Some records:

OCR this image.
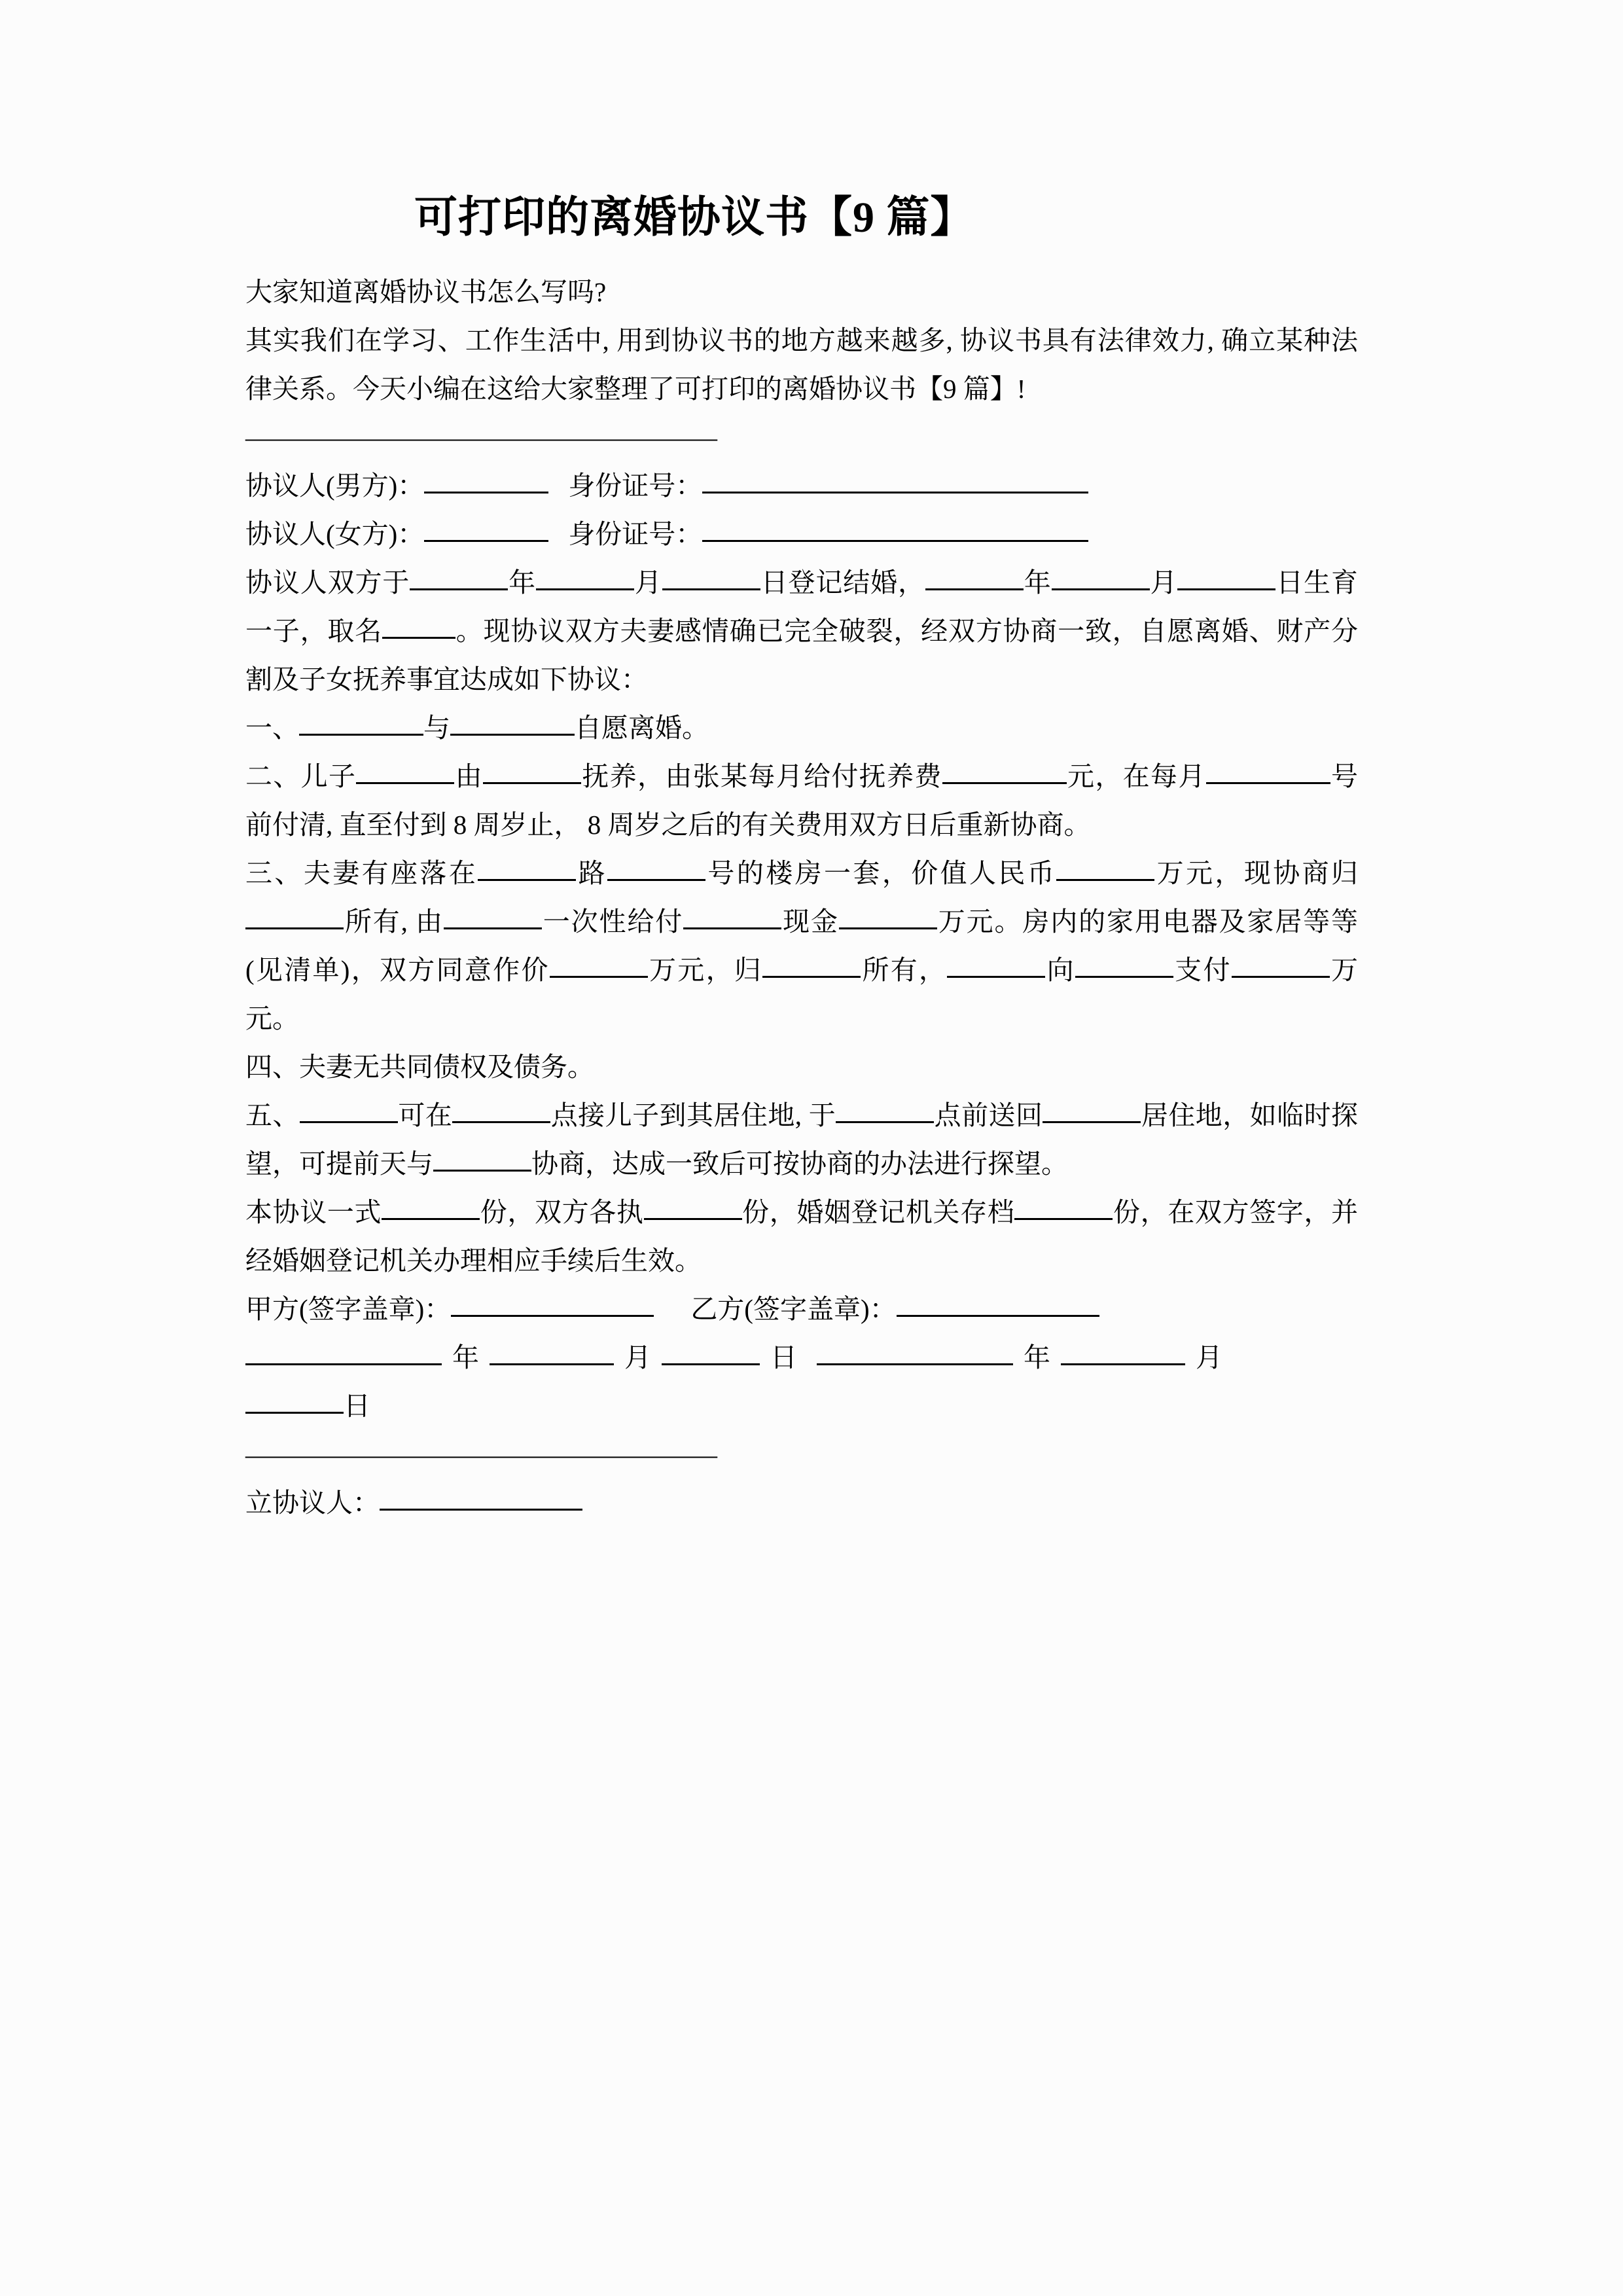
可打印的离婚协议书【9 篇】

大家知道离婚协议书怎么写吗?

其实我们在学习、工作生活中, 用到协议书的地方越来越多, 协议书具有法律效力, 确立某种法律关系。今天小编在这给大家整理了可打印的离婚协议书【9 篇】!

——————————————————

协议人(男方)：	身份证号：

协议人(女方)：	身份证号：

协议人双方于	年	月	日登记结婚，	年	月	日生育一子，取名	。现协议双方夫妻感情确已完全破裂，经双方协商一致，自愿离婚、财产分割及子女抚养事宜达成如下协议：

一、	与	自愿离婚。

二、儿子	由	抚养，由张某每月给付抚养费	元，在每月	号前付清, 直至付到 8 周岁止， 8 周岁之后的有关费用双方日后重新协商。

三、夫妻有座落在	路	号的楼房一套，价值人民币	万元，现协商归所有, 由	一次性给付	现金	万元。房内的家用电器及家居等等(见清单)，双方同意作价	万元，归	所有，	向	支付	万元。

四、夫妻无共同债权及债务。

五、	可在	点接儿子到其居住地, 于	点前送回	居住地，如临时探望，可提前天与	协商，达成一致后可按协商的办法进行探望。

本协议一式	份，双方各执	份，婚姻登记机关存档	份，在双方签字，并经婚姻登记机关办理相应手续后生效。

甲方(签字盖章)：	乙方(签字盖章)：

年	月	日	年	月

日

——————————————————

立协议人：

**Exercise requirements**
Search the data for the string "自愿离婚" and copy each line where it appears.

**Written reply**
协议人双方于	年	月	日登记结婚，	年	月	日生育一子，取名	。现协议双方夫妻感情确已完全破裂，经双方协商一致，自愿离婚、财产分割及子女抚养事宜达成如下协议：
一、	与	自愿离婚。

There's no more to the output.